[START Given records]
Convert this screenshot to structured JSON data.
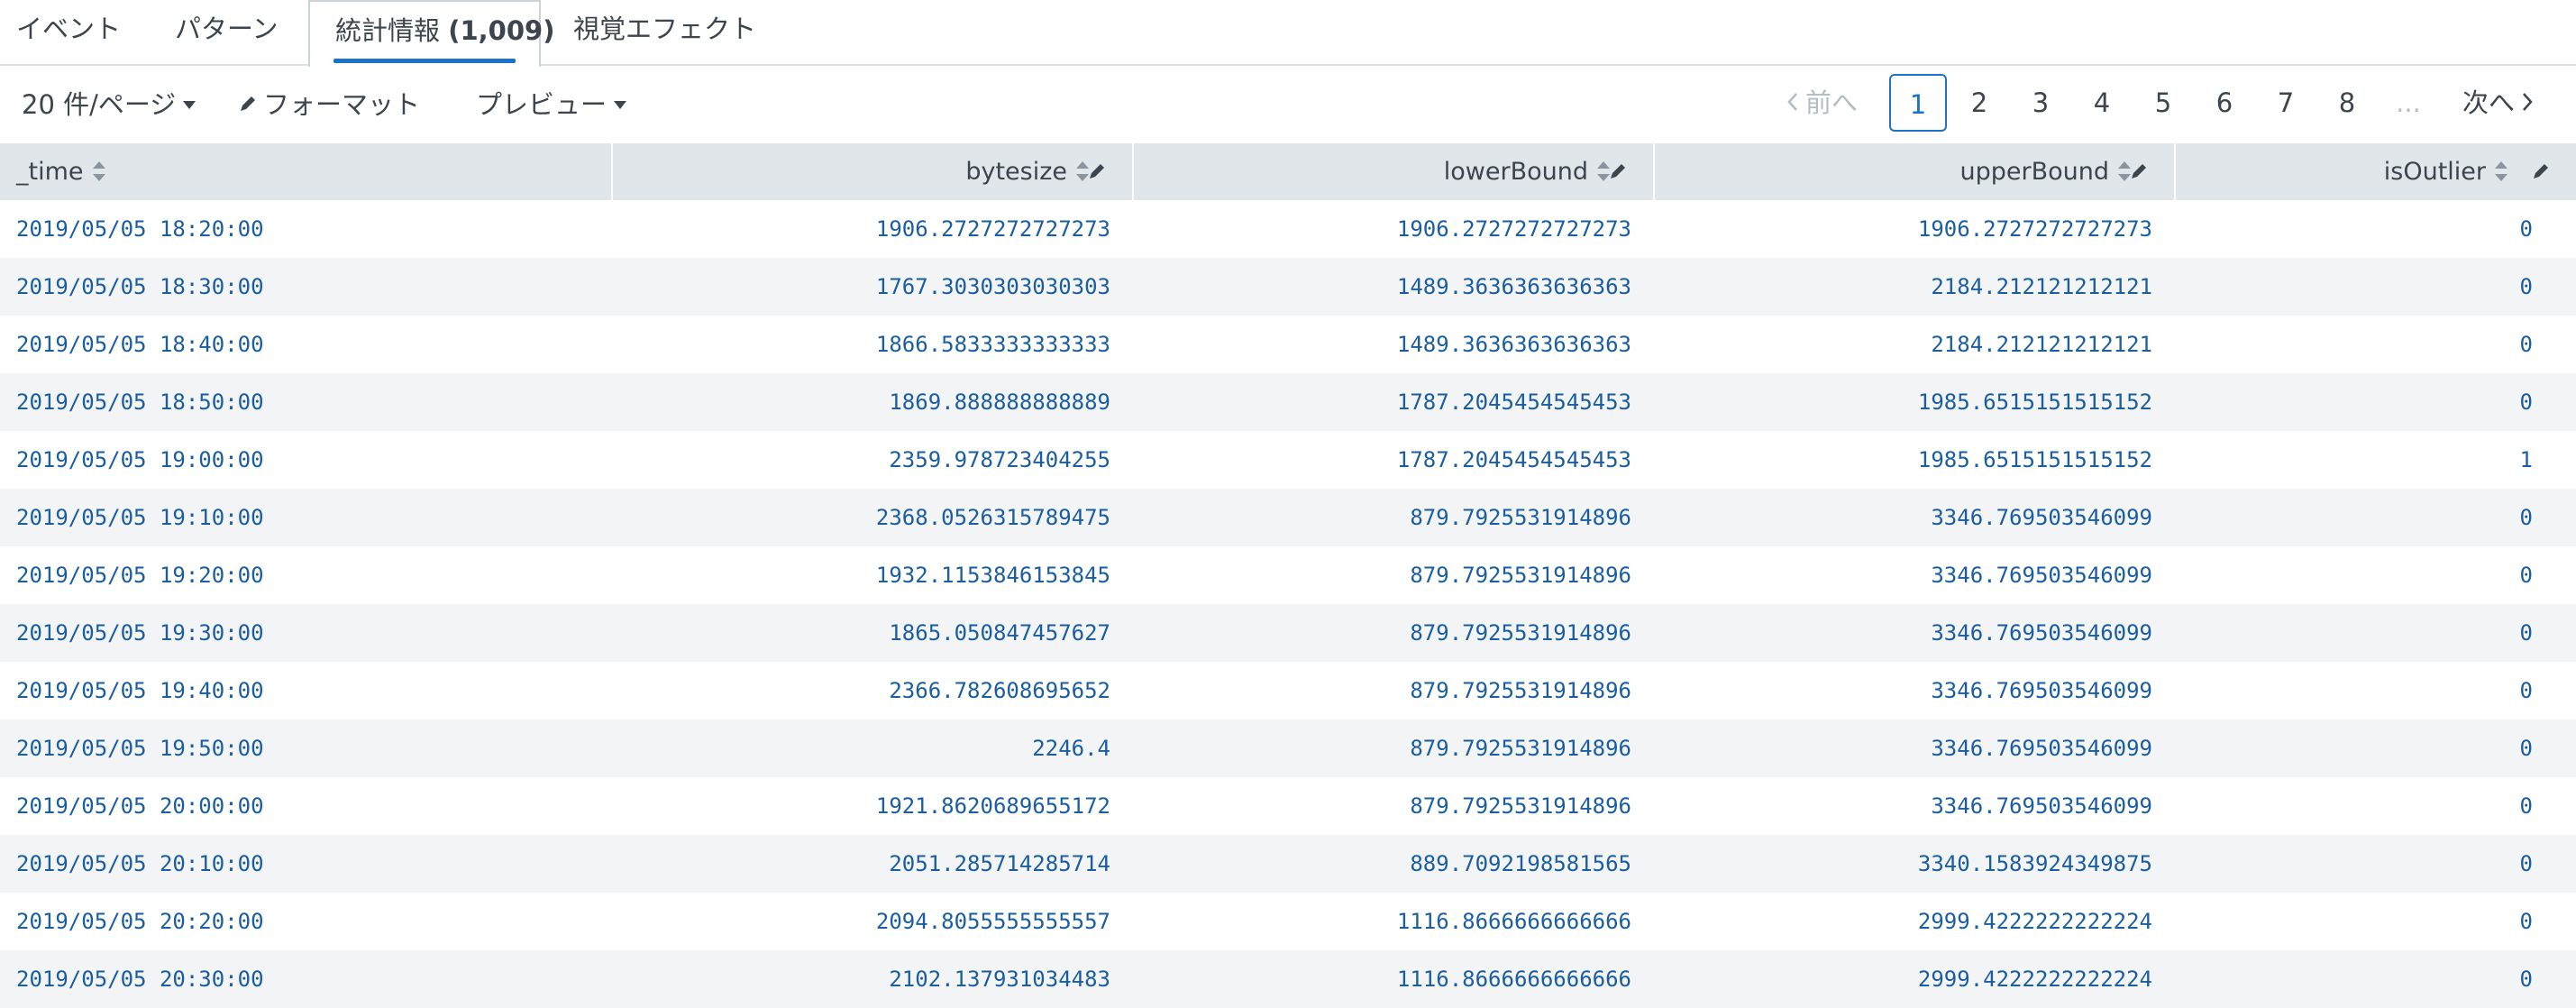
{
  "tabs": [
    {
      "label": "イベント"
    },
    {
      "label": "パターン"
    },
    {
      "label": "統計情報",
      "count": "(1,009)"
    },
    {
      "label": "視覚エフェクト"
    }
  ],
  "toolbar": {
    "per_page": "20 件/ページ",
    "format": "フォーマット",
    "preview": "プレビュー"
  },
  "pager": {
    "prev": "前へ",
    "pages": [
      "1",
      "2",
      "3",
      "4",
      "5",
      "6",
      "7",
      "8"
    ],
    "ellipsis": "...",
    "next": "次へ",
    "current": "1"
  },
  "columns": [
    "_time",
    "bytesize",
    "lowerBound",
    "upperBound",
    "isOutlier"
  ],
  "rows": [
    [
      "2019/05/05 18:20:00",
      "1906.2727272727273",
      "1906.2727272727273",
      "1906.2727272727273",
      "0"
    ],
    [
      "2019/05/05 18:30:00",
      "1767.3030303030303",
      "1489.3636363636363",
      "2184.212121212121",
      "0"
    ],
    [
      "2019/05/05 18:40:00",
      "1866.5833333333333",
      "1489.3636363636363",
      "2184.212121212121",
      "0"
    ],
    [
      "2019/05/05 18:50:00",
      "1869.888888888889",
      "1787.2045454545453",
      "1985.6515151515152",
      "0"
    ],
    [
      "2019/05/05 19:00:00",
      "2359.978723404255",
      "1787.2045454545453",
      "1985.6515151515152",
      "1"
    ],
    [
      "2019/05/05 19:10:00",
      "2368.0526315789475",
      "879.7925531914896",
      "3346.769503546099",
      "0"
    ],
    [
      "2019/05/05 19:20:00",
      "1932.1153846153845",
      "879.7925531914896",
      "3346.769503546099",
      "0"
    ],
    [
      "2019/05/05 19:30:00",
      "1865.050847457627",
      "879.7925531914896",
      "3346.769503546099",
      "0"
    ],
    [
      "2019/05/05 19:40:00",
      "2366.782608695652",
      "879.7925531914896",
      "3346.769503546099",
      "0"
    ],
    [
      "2019/05/05 19:50:00",
      "2246.4",
      "879.7925531914896",
      "3346.769503546099",
      "0"
    ],
    [
      "2019/05/05 20:00:00",
      "1921.8620689655172",
      "879.7925531914896",
      "3346.769503546099",
      "0"
    ],
    [
      "2019/05/05 20:10:00",
      "2051.285714285714",
      "889.7092198581565",
      "3340.1583924349875",
      "0"
    ],
    [
      "2019/05/05 20:20:00",
      "2094.8055555555557",
      "1116.8666666666666",
      "2999.4222222222224",
      "0"
    ],
    [
      "2019/05/05 20:30:00",
      "2102.137931034483",
      "1116.8666666666666",
      "2999.4222222222224",
      "0"
    ]
  ],
  "colors": {
    "accent": "#1a73c8",
    "cell_text": "#1a5ea1",
    "header_bg": "#e1e6eb",
    "row_alt_bg": "#f2f4f5"
  },
  "icons": {
    "sort": "sort-icon",
    "edit": "pencil-icon",
    "dropdown": "caret-down-icon",
    "prev": "chevron-left-icon"
  }
}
[END Given records]
**What you have to do:** Images in the data above are to be skipped. Retype all other material exactly.

**Task response:**
Convert this screenshot to structured JSON data.
{
  "tabs": [
    {
      "label": "イベント"
    },
    {
      "label": "パターン"
    },
    {
      "label": "統計情報",
      "count": "(1,009)"
    },
    {
      "label": "視覚エフェクト"
    }
  ],
  "toolbar": {
    "per_page": "20 件/ページ",
    "format": "フォーマット",
    "preview": "プレビュー"
  },
  "pager": {
    "prev": "前へ",
    "pages": [
      "1",
      "2",
      "3",
      "4",
      "5",
      "6",
      "7",
      "8"
    ],
    "ellipsis": "...",
    "next": "次へ",
    "current": "1"
  },
  "columns": [
    "_time",
    "bytesize",
    "lowerBound",
    "upperBound",
    "isOutlier"
  ],
  "rows": [
    [
      "2019/05/05 18:20:00",
      "1906.2727272727273",
      "1906.2727272727273",
      "1906.2727272727273",
      "0"
    ],
    [
      "2019/05/05 18:30:00",
      "1767.3030303030303",
      "1489.3636363636363",
      "2184.212121212121",
      "0"
    ],
    [
      "2019/05/05 18:40:00",
      "1866.5833333333333",
      "1489.3636363636363",
      "2184.212121212121",
      "0"
    ],
    [
      "2019/05/05 18:50:00",
      "1869.888888888889",
      "1787.2045454545453",
      "1985.6515151515152",
      "0"
    ],
    [
      "2019/05/05 19:00:00",
      "2359.978723404255",
      "1787.2045454545453",
      "1985.6515151515152",
      "1"
    ],
    [
      "2019/05/05 19:10:00",
      "2368.0526315789475",
      "879.7925531914896",
      "3346.769503546099",
      "0"
    ],
    [
      "2019/05/05 19:20:00",
      "1932.1153846153845",
      "879.7925531914896",
      "3346.769503546099",
      "0"
    ],
    [
      "2019/05/05 19:30:00",
      "1865.050847457627",
      "879.7925531914896",
      "3346.769503546099",
      "0"
    ],
    [
      "2019/05/05 19:40:00",
      "2366.782608695652",
      "879.7925531914896",
      "3346.769503546099",
      "0"
    ],
    [
      "2019/05/05 19:50:00",
      "2246.4",
      "879.7925531914896",
      "3346.769503546099",
      "0"
    ],
    [
      "2019/05/05 20:00:00",
      "1921.8620689655172",
      "879.7925531914896",
      "3346.769503546099",
      "0"
    ],
    [
      "2019/05/05 20:10:00",
      "2051.285714285714",
      "889.7092198581565",
      "3340.1583924349875",
      "0"
    ],
    [
      "2019/05/05 20:20:00",
      "2094.8055555555557",
      "1116.8666666666666",
      "2999.4222222222224",
      "0"
    ],
    [
      "2019/05/05 20:30:00",
      "2102.137931034483",
      "1116.8666666666666",
      "2999.4222222222224",
      "0"
    ]
  ],
  "colors": {
    "accent": "#1a73c8",
    "cell_text": "#1a5ea1",
    "header_bg": "#e1e6eb",
    "row_alt_bg": "#f2f4f5"
  },
  "icons": {
    "sort": "sort-icon",
    "edit": "pencil-icon",
    "dropdown": "caret-down-icon",
    "prev": "chevron-left-icon"
  }
}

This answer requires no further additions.